▶ [BRIEF] In the listing that follows, how many lines contain "name"? Give the number only.
— BEGIN DATA ENTRIES —
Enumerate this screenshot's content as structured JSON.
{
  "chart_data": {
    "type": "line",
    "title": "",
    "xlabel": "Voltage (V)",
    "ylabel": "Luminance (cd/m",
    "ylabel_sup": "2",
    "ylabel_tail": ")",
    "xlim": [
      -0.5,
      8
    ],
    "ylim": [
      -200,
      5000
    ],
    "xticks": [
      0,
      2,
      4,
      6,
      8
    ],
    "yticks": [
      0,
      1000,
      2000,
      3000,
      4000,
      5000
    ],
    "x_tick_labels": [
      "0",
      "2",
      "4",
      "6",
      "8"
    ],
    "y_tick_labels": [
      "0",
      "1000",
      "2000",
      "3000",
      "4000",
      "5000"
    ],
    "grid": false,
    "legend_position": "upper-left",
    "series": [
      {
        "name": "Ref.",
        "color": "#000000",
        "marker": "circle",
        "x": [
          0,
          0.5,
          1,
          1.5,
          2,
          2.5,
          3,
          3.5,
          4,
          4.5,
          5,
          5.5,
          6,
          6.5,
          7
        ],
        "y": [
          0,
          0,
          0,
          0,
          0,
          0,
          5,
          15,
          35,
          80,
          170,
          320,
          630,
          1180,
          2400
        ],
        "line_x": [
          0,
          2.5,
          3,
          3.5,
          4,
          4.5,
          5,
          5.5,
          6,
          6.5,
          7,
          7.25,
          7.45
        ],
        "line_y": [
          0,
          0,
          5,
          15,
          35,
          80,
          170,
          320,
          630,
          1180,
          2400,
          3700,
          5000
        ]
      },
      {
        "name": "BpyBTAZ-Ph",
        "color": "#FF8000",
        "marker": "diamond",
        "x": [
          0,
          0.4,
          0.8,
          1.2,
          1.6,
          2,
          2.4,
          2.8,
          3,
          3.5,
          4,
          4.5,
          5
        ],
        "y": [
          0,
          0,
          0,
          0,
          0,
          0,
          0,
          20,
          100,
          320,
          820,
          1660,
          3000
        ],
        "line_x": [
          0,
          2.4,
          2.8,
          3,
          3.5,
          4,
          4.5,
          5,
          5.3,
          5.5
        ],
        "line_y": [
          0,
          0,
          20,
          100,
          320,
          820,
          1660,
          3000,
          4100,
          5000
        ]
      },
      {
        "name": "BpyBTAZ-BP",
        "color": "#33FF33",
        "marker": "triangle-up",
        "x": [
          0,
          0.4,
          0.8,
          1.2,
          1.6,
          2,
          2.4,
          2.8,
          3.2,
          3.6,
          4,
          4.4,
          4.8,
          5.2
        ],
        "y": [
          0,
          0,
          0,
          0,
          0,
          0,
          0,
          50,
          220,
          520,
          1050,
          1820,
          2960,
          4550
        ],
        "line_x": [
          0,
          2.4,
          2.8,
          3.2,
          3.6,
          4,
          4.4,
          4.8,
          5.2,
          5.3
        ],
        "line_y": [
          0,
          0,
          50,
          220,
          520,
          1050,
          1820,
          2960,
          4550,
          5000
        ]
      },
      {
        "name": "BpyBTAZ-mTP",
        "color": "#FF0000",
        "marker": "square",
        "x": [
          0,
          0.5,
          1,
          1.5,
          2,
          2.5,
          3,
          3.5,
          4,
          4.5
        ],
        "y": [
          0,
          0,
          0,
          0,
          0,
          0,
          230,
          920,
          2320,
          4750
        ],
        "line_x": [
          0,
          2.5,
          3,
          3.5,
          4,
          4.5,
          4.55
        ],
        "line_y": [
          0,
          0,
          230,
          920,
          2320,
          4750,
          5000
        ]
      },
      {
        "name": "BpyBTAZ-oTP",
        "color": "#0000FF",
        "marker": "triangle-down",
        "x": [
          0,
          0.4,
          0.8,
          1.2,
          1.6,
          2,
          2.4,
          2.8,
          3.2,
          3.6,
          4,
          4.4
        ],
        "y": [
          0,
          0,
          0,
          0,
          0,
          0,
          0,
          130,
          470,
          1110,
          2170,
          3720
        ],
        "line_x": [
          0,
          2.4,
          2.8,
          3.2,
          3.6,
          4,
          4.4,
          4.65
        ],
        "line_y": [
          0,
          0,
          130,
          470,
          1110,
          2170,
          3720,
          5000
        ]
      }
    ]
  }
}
— END DATA ENTRIES —
▶ [FINAL RESULT] 5